Figure content listings
"""

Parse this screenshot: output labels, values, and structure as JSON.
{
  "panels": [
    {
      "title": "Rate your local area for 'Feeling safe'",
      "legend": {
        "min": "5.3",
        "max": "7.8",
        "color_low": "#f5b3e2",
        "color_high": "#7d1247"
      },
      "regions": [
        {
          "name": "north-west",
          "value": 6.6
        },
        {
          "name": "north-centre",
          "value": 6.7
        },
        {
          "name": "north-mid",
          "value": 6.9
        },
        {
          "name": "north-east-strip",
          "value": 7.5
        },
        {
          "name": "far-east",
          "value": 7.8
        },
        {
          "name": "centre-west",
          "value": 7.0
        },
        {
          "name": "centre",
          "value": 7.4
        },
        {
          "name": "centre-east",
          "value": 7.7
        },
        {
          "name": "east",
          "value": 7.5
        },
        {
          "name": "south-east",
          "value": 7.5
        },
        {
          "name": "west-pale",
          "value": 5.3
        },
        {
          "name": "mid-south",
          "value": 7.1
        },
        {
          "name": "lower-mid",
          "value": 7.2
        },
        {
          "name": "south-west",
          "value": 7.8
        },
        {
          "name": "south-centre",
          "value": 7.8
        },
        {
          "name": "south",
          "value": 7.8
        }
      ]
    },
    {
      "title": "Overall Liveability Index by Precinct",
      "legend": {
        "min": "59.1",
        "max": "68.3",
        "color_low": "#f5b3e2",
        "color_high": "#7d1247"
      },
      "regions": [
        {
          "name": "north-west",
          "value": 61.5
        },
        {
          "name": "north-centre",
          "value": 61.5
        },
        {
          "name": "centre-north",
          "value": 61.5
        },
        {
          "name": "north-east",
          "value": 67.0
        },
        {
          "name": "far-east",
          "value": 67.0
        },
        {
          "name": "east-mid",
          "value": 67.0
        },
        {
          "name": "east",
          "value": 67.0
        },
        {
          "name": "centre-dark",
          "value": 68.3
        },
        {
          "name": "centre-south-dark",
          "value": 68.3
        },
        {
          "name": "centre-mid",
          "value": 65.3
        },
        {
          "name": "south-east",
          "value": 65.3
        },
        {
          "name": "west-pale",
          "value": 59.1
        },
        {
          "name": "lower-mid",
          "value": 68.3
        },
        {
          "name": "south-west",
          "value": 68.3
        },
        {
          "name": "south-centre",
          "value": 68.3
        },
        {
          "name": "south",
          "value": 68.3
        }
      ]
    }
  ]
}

"""

■ WRITTEN EXERCISE
Your task is to retype all the records above with nothing left out.

■ ANSWER FOR THE TASK
Parse this screenshot: output labels, values, and structure as JSON.
{
  "panels": [
    {
      "title": "Rate your local area for 'Feeling safe'",
      "legend": {
        "min": "5.3",
        "max": "7.8",
        "color_low": "#f5b3e2",
        "color_high": "#7d1247"
      },
      "regions": [
        {
          "name": "north-west",
          "value": 6.6
        },
        {
          "name": "north-centre",
          "value": 6.7
        },
        {
          "name": "north-mid",
          "value": 6.9
        },
        {
          "name": "north-east-strip",
          "value": 7.5
        },
        {
          "name": "far-east",
          "value": 7.8
        },
        {
          "name": "centre-west",
          "value": 7.0
        },
        {
          "name": "centre",
          "value": 7.4
        },
        {
          "name": "centre-east",
          "value": 7.7
        },
        {
          "name": "east",
          "value": 7.5
        },
        {
          "name": "south-east",
          "value": 7.5
        },
        {
          "name": "west-pale",
          "value": 5.3
        },
        {
          "name": "mid-south",
          "value": 7.1
        },
        {
          "name": "lower-mid",
          "value": 7.2
        },
        {
          "name": "south-west",
          "value": 7.8
        },
        {
          "name": "south-centre",
          "value": 7.8
        },
        {
          "name": "south",
          "value": 7.8
        }
      ]
    },
    {
      "title": "Overall Liveability Index by Precinct",
      "legend": {
        "min": "59.1",
        "max": "68.3",
        "color_low": "#f5b3e2",
        "color_high": "#7d1247"
      },
      "regions": [
        {
          "name": "north-west",
          "value": 61.5
        },
        {
          "name": "north-centre",
          "value": 61.5
        },
        {
          "name": "centre-north",
          "value": 61.5
        },
        {
          "name": "north-east",
          "value": 67.0
        },
        {
          "name": "far-east",
          "value": 67.0
        },
        {
          "name": "east-mid",
          "value": 67.0
        },
        {
          "name": "east",
          "value": 67.0
        },
        {
          "name": "centre-dark",
          "value": 68.3
        },
        {
          "name": "centre-south-dark",
          "value": 68.3
        },
        {
          "name": "centre-mid",
          "value": 65.3
        },
        {
          "name": "south-east",
          "value": 65.3
        },
        {
          "name": "west-pale",
          "value": 59.1
        },
        {
          "name": "lower-mid",
          "value": 68.3
        },
        {
          "name": "south-west",
          "value": 68.3
        },
        {
          "name": "south-centre",
          "value": 68.3
        },
        {
          "name": "south",
          "value": 68.3
        }
      ]
    }
  ]
}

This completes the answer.